# The task:
Transcribe the whole listing without a single picture.

──────── Material supplied

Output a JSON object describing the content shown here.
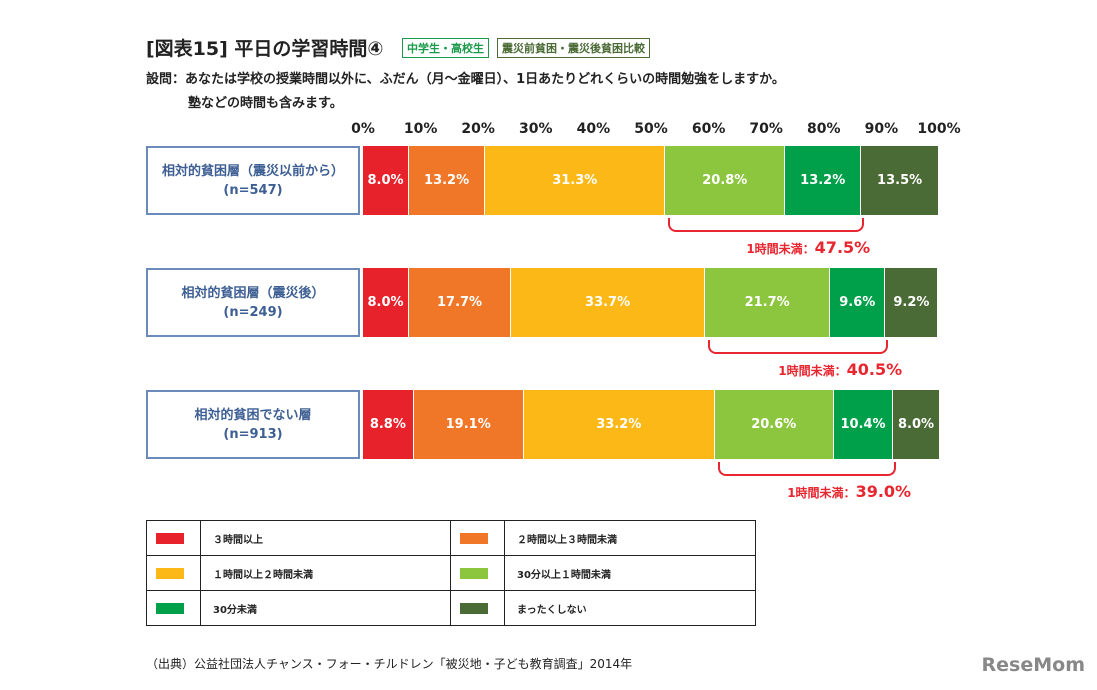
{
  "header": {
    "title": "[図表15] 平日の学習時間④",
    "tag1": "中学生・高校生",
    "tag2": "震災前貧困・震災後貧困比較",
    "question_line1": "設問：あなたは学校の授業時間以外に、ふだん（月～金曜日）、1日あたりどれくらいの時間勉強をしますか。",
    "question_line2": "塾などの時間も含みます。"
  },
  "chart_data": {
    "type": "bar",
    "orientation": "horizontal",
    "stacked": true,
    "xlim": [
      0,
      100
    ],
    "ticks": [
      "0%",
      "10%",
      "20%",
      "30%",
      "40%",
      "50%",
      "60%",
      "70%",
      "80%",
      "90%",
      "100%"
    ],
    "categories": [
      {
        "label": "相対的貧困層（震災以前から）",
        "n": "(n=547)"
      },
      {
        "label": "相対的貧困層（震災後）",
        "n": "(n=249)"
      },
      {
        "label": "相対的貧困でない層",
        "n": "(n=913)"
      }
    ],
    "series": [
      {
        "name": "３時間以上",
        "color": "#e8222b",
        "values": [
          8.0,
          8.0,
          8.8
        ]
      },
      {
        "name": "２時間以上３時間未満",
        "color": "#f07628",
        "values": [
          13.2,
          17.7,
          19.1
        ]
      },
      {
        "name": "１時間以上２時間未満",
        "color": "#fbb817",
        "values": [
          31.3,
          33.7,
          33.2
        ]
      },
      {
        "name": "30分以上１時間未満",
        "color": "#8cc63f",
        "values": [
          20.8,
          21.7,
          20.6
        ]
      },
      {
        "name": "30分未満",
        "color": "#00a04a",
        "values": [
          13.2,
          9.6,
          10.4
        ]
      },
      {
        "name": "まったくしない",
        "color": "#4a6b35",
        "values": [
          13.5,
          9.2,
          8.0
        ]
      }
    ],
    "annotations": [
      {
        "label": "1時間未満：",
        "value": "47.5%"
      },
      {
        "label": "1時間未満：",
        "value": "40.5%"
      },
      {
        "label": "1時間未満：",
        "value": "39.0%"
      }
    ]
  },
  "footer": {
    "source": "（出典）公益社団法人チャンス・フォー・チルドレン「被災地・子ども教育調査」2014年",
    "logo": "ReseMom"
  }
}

────────────────

# Exercise output:
Output a JSON object describing the content shown here.
{
  "header": {
    "title": "[図表15] 平日の学習時間④",
    "tag1": "中学生・高校生",
    "tag2": "震災前貧困・震災後貧困比較",
    "question_line1": "設問：あなたは学校の授業時間以外に、ふだん（月～金曜日）、1日あたりどれくらいの時間勉強をしますか。",
    "question_line2": "塾などの時間も含みます。"
  },
  "chart_data": {
    "type": "bar",
    "orientation": "horizontal",
    "stacked": true,
    "xlim": [
      0,
      100
    ],
    "ticks": [
      "0%",
      "10%",
      "20%",
      "30%",
      "40%",
      "50%",
      "60%",
      "70%",
      "80%",
      "90%",
      "100%"
    ],
    "categories": [
      {
        "label": "相対的貧困層（震災以前から）",
        "n": "(n=547)"
      },
      {
        "label": "相対的貧困層（震災後）",
        "n": "(n=249)"
      },
      {
        "label": "相対的貧困でない層",
        "n": "(n=913)"
      }
    ],
    "series": [
      {
        "name": "３時間以上",
        "color": "#e8222b",
        "values": [
          8.0,
          8.0,
          8.8
        ]
      },
      {
        "name": "２時間以上３時間未満",
        "color": "#f07628",
        "values": [
          13.2,
          17.7,
          19.1
        ]
      },
      {
        "name": "１時間以上２時間未満",
        "color": "#fbb817",
        "values": [
          31.3,
          33.7,
          33.2
        ]
      },
      {
        "name": "30分以上１時間未満",
        "color": "#8cc63f",
        "values": [
          20.8,
          21.7,
          20.6
        ]
      },
      {
        "name": "30分未満",
        "color": "#00a04a",
        "values": [
          13.2,
          9.6,
          10.4
        ]
      },
      {
        "name": "まったくしない",
        "color": "#4a6b35",
        "values": [
          13.5,
          9.2,
          8.0
        ]
      }
    ],
    "annotations": [
      {
        "label": "1時間未満：",
        "value": "47.5%"
      },
      {
        "label": "1時間未満：",
        "value": "40.5%"
      },
      {
        "label": "1時間未満：",
        "value": "39.0%"
      }
    ]
  },
  "footer": {
    "source": "（出典）公益社団法人チャンス・フォー・チルドレン「被災地・子ども教育調査」2014年",
    "logo": "ReseMom"
  }
}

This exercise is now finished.